## The task
Please reproduce every line of the entries below word for word.

## Supplied material
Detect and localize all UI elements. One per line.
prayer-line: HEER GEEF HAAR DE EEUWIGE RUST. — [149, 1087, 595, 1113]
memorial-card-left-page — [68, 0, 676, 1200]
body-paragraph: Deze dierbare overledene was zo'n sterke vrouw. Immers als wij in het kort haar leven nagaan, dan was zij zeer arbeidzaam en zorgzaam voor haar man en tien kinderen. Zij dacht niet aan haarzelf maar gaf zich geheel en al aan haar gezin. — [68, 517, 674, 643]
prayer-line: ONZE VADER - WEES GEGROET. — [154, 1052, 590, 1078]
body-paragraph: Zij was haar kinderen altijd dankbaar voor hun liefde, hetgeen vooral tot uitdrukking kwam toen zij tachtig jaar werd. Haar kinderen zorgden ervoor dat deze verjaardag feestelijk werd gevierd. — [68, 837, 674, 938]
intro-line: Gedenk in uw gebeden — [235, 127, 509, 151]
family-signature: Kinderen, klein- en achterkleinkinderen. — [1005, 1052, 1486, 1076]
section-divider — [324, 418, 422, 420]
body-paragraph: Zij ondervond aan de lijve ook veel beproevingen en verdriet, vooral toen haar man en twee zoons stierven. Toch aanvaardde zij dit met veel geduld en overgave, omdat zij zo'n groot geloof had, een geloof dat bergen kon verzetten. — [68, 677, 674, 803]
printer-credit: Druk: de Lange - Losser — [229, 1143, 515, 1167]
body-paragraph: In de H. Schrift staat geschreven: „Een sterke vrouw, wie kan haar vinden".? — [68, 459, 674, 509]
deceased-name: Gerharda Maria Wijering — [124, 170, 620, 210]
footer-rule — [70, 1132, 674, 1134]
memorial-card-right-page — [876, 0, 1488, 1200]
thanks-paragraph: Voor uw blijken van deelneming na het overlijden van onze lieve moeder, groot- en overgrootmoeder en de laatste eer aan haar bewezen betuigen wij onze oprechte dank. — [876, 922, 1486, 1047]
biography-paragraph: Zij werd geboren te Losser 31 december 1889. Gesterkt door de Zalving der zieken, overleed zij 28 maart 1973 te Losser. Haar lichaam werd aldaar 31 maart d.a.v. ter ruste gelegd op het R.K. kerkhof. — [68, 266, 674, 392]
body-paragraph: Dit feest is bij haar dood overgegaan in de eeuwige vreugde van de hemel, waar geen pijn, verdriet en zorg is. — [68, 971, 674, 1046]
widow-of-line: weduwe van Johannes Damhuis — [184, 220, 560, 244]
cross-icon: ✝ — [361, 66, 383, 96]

## Worked solution
Detect and localize all UI elements. One per line.
prayer-line: HEER GEEF HAAR DE EEUWIGE RUST. — [149, 1087, 595, 1113]
memorial-card-left-page — [68, 0, 676, 1200]
body-paragraph: Deze dierbare overledene was zo'n sterke vrouw. Immers als wij in het kort haar leven nagaan, dan was zij zeer arbeidzaam en zorgzaam voor haar man en tien kinderen. Zij dacht niet aan haarzelf maar gaf zich geheel en al aan haar gezin. — [68, 517, 674, 643]
prayer-line: ONZE VADER - WEES GEGROET. — [154, 1052, 590, 1078]
body-paragraph: Zij was haar kinderen altijd dankbaar voor hun liefde, hetgeen vooral tot uitdrukking kwam toen zij tachtig jaar werd. Haar kinderen zorgden ervoor dat deze verjaardag feestelijk werd gevierd. — [68, 837, 674, 938]
intro-line: Gedenk in uw gebeden — [235, 127, 509, 151]
family-signature: Kinderen, klein- en achterkleinkinderen. — [1005, 1052, 1486, 1076]
section-divider — [324, 418, 422, 420]
body-paragraph: Zij ondervond aan de lijve ook veel beproevingen en verdriet, vooral toen haar man en twee zoons stierven. Toch aanvaardde zij dit met veel geduld en overgave, omdat zij zo'n groot geloof had, een geloof dat bergen kon verzetten. — [68, 677, 674, 803]
printer-credit: Druk: de Lange - Losser — [229, 1143, 515, 1167]
body-paragraph: In de H. Schrift staat geschreven: „Een sterke vrouw, wie kan haar vinden".? — [68, 459, 674, 509]
deceased-name: Gerharda Maria Wijering — [124, 170, 620, 210]
footer-rule — [70, 1132, 674, 1134]
memorial-card-right-page — [876, 0, 1488, 1200]
thanks-paragraph: Voor uw blijken van deelneming na het overlijden van onze lieve moeder, groot- en overgrootmoeder en de laatste eer aan haar bewezen betuigen wij onze oprechte dank. — [876, 922, 1486, 1047]
biography-paragraph: Zij werd geboren te Losser 31 december 1889. Gesterkt door de Zalving der zieken, overleed zij 28 maart 1973 te Losser. Haar lichaam werd aldaar 31 maart d.a.v. ter ruste gelegd op het R.K. kerkhof. — [68, 266, 674, 392]
body-paragraph: Dit feest is bij haar dood overgegaan in de eeuwige vreugde van de hemel, waar geen pijn, verdriet en zorg is. — [68, 971, 674, 1046]
widow-of-line: weduwe van Johannes Damhuis — [184, 220, 560, 244]
cross-icon: ✝ — [361, 66, 383, 96]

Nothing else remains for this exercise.